[Exercise requirements]:
Each of the entries should be retyped precisely as it appears.

[Supplied records]:
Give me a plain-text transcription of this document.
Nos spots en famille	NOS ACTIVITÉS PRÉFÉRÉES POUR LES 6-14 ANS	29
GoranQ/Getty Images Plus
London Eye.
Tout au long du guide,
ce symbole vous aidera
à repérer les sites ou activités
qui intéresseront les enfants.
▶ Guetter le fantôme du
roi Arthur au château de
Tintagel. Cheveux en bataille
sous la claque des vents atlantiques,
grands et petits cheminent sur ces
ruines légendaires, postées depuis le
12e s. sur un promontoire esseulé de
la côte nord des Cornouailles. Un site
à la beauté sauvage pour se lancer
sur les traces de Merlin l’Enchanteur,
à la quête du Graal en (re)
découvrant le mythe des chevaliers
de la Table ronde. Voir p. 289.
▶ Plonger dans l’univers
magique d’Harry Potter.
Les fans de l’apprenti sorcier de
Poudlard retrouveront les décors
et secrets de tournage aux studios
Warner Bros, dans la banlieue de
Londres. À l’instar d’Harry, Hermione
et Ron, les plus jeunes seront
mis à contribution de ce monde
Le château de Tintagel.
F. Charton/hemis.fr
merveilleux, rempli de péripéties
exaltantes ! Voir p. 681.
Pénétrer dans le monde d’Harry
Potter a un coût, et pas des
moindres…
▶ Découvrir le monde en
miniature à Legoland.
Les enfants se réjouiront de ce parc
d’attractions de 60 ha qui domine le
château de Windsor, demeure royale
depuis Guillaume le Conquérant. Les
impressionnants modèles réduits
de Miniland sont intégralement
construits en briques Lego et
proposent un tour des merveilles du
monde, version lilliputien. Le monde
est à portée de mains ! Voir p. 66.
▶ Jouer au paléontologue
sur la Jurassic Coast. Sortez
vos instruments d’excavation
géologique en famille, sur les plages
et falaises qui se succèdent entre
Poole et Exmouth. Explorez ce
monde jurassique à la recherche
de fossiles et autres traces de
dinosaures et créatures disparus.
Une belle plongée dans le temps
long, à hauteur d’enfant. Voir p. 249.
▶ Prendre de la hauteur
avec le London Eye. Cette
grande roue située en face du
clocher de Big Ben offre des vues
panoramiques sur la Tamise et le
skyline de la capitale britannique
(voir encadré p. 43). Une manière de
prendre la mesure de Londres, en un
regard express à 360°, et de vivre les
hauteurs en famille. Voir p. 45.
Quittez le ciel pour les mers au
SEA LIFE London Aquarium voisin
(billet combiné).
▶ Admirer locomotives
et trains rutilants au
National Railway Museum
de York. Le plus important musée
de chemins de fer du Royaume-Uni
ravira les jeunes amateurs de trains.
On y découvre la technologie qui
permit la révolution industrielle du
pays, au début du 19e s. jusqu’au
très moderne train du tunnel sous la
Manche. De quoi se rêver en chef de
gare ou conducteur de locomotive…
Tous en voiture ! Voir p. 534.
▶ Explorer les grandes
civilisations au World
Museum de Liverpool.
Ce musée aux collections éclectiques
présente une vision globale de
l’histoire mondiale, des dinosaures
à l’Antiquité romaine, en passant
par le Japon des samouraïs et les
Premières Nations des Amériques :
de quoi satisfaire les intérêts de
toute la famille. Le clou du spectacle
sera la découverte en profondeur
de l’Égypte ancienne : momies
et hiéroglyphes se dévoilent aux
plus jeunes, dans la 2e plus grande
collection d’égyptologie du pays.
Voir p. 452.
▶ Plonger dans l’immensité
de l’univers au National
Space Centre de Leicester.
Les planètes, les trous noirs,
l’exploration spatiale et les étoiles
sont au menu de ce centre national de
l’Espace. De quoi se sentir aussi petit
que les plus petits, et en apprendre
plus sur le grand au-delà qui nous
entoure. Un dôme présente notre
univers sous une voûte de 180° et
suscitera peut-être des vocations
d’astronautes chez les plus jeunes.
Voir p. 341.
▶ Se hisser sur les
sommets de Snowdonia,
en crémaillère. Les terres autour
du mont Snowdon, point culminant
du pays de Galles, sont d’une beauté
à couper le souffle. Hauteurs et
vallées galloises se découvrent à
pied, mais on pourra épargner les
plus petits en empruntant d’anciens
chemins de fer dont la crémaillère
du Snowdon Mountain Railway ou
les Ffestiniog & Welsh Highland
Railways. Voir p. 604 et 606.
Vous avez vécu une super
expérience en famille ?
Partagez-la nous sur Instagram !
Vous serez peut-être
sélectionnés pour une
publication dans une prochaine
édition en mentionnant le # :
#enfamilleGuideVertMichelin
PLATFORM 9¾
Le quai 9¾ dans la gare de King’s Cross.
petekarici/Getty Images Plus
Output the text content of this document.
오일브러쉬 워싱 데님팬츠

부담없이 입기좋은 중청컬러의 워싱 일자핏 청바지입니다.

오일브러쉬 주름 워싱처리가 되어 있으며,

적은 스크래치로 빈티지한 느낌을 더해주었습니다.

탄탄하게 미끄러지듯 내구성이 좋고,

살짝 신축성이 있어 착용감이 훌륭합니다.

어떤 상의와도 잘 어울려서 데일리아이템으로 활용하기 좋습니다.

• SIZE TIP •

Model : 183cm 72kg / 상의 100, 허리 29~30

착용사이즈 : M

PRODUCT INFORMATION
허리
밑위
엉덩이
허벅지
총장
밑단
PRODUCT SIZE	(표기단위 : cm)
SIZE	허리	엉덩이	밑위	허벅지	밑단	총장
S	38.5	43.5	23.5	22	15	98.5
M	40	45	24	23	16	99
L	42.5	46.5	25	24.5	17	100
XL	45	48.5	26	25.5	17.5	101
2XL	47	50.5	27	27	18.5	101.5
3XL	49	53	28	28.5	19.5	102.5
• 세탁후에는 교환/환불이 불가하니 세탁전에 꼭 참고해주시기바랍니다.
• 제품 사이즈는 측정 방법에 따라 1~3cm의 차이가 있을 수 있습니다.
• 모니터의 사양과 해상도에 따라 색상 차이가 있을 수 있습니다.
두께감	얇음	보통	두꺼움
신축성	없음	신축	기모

[Response]:
Give me a plain-text transcription of this document.
Nos spots en famille	NOS ACTIVITÉS PRÉFÉRÉES POUR LES 6-14 ANS	29
GoranQ/Getty Images Plus
London Eye.
Tout au long du guide,
ce symbole vous aidera
à repérer les sites ou activités
qui intéresseront les enfants.
▶ Guetter le fantôme du
roi Arthur au château de
Tintagel. Cheveux en bataille
sous la claque des vents atlantiques,
grands et petits cheminent sur ces
ruines légendaires, postées depuis le
12e s. sur un promontoire esseulé de
la côte nord des Cornouailles. Un site
à la beauté sauvage pour se lancer
sur les traces de Merlin l’Enchanteur,
à la quête du Graal en (re)
découvrant le mythe des chevaliers
de la Table ronde. Voir p. 289.
▶ Plonger dans l’univers
magique d’Harry Potter.
Les fans de l’apprenti sorcier de
Poudlard retrouveront les décors
et secrets de tournage aux studios
Warner Bros, dans la banlieue de
Londres. À l’instar d’Harry, Hermione
et Ron, les plus jeunes seront
mis à contribution de ce monde
Le château de Tintagel.
F. Charton/hemis.fr
merveilleux, rempli de péripéties
exaltantes ! Voir p. 681.
Pénétrer dans le monde d’Harry
Potter a un coût, et pas des
moindres…
▶ Découvrir le monde en
miniature à Legoland.
Les enfants se réjouiront de ce parc
d’attractions de 60 ha qui domine le
château de Windsor, demeure royale
depuis Guillaume le Conquérant. Les
impressionnants modèles réduits
de Miniland sont intégralement
construits en briques Lego et
proposent un tour des merveilles du
monde, version lilliputien. Le monde
est à portée de mains ! Voir p. 66.
▶ Jouer au paléontologue
sur la Jurassic Coast. Sortez
vos instruments d’excavation
géologique en famille, sur les plages
et falaises qui se succèdent entre
Poole et Exmouth. Explorez ce
monde jurassique à la recherche
de fossiles et autres traces de
dinosaures et créatures disparus.
Une belle plongée dans le temps
long, à hauteur d’enfant. Voir p. 249.
▶ Prendre de la hauteur
avec le London Eye. Cette
grande roue située en face du
clocher de Big Ben offre des vues
panoramiques sur la Tamise et le
skyline de la capitale britannique
(voir encadré p. 43). Une manière de
prendre la mesure de Londres, en un
regard express à 360°, et de vivre les
hauteurs en famille. Voir p. 45.
Quittez le ciel pour les mers au
SEA LIFE London Aquarium voisin
(billet combiné).
▶ Admirer locomotives
et trains rutilants au
National Railway Museum
de York. Le plus important musée
de chemins de fer du Royaume-Uni
ravira les jeunes amateurs de trains.
On y découvre la technologie qui
permit la révolution industrielle du
pays, au début du 19e s. jusqu’au
très moderne train du tunnel sous la
Manche. De quoi se rêver en chef de
gare ou conducteur de locomotive…
Tous en voiture ! Voir p. 534.
▶ Explorer les grandes
civilisations au World
Museum de Liverpool.
Ce musée aux collections éclectiques
présente une vision globale de
l’histoire mondiale, des dinosaures
à l’Antiquité romaine, en passant
par le Japon des samouraïs et les
Premières Nations des Amériques :
de quoi satisfaire les intérêts de
toute la famille. Le clou du spectacle
sera la découverte en profondeur
de l’Égypte ancienne : momies
et hiéroglyphes se dévoilent aux
plus jeunes, dans la 2e plus grande
collection d’égyptologie du pays.
Voir p. 452.
▶ Plonger dans l’immensité
de l’univers au National
Space Centre de Leicester.
Les planètes, les trous noirs,
l’exploration spatiale et les étoiles
sont au menu de ce centre national de
l’Espace. De quoi se sentir aussi petit
que les plus petits, et en apprendre
plus sur le grand au-delà qui nous
entoure. Un dôme présente notre
univers sous une voûte de 180° et
suscitera peut-être des vocations
d’astronautes chez les plus jeunes.
Voir p. 341.
▶ Se hisser sur les
sommets de Snowdonia,
en crémaillère. Les terres autour
du mont Snowdon, point culminant
du pays de Galles, sont d’une beauté
à couper le souffle. Hauteurs et
vallées galloises se découvrent à
pied, mais on pourra épargner les
plus petits en empruntant d’anciens
chemins de fer dont la crémaillère
du Snowdon Mountain Railway ou
les Ffestiniog & Welsh Highland
Railways. Voir p. 604 et 606.
Vous avez vécu une super
expérience en famille ?
Partagez-la nous sur Instagram !
Vous serez peut-être
sélectionnés pour une
publication dans une prochaine
édition en mentionnant le # :
#enfamilleGuideVertMichelin
PLATFORM 9¾
Le quai 9¾ dans la gare de King’s Cross.
petekarici/Getty Images Plus
Output the text content of this document.
오일브러쉬 워싱 데님팬츠

부담없이 입기좋은 중청컬러의 워싱 일자핏 청바지입니다.

오일브러쉬 주름 워싱처리가 되어 있으며,

적은 스크래치로 빈티지한 느낌을 더해주었습니다.

탄탄하게 미끄러지듯 내구성이 좋고,

살짝 신축성이 있어 착용감이 훌륭합니다.

어떤 상의와도 잘 어울려서 데일리아이템으로 활용하기 좋습니다.

• SIZE TIP •

Model : 183cm 72kg / 상의 100, 허리 29~30

착용사이즈 : M

PRODUCT INFORMATION
허리
밑위
엉덩이
허벅지
총장
밑단
PRODUCT SIZE	(표기단위 : cm)
SIZE	허리	엉덩이	밑위	허벅지	밑단	총장
S	38.5	43.5	23.5	22	15	98.5
M	40	45	24	23	16	99
L	42.5	46.5	25	24.5	17	100
XL	45	48.5	26	25.5	17.5	101
2XL	47	50.5	27	27	18.5	101.5
3XL	49	53	28	28.5	19.5	102.5
• 세탁후에는 교환/환불이 불가하니 세탁전에 꼭 참고해주시기바랍니다.
• 제품 사이즈는 측정 방법에 따라 1~3cm의 차이가 있을 수 있습니다.
• 모니터의 사양과 해상도에 따라 색상 차이가 있을 수 있습니다.
두께감	얇음	보통	두꺼움
신축성	없음	신축	기모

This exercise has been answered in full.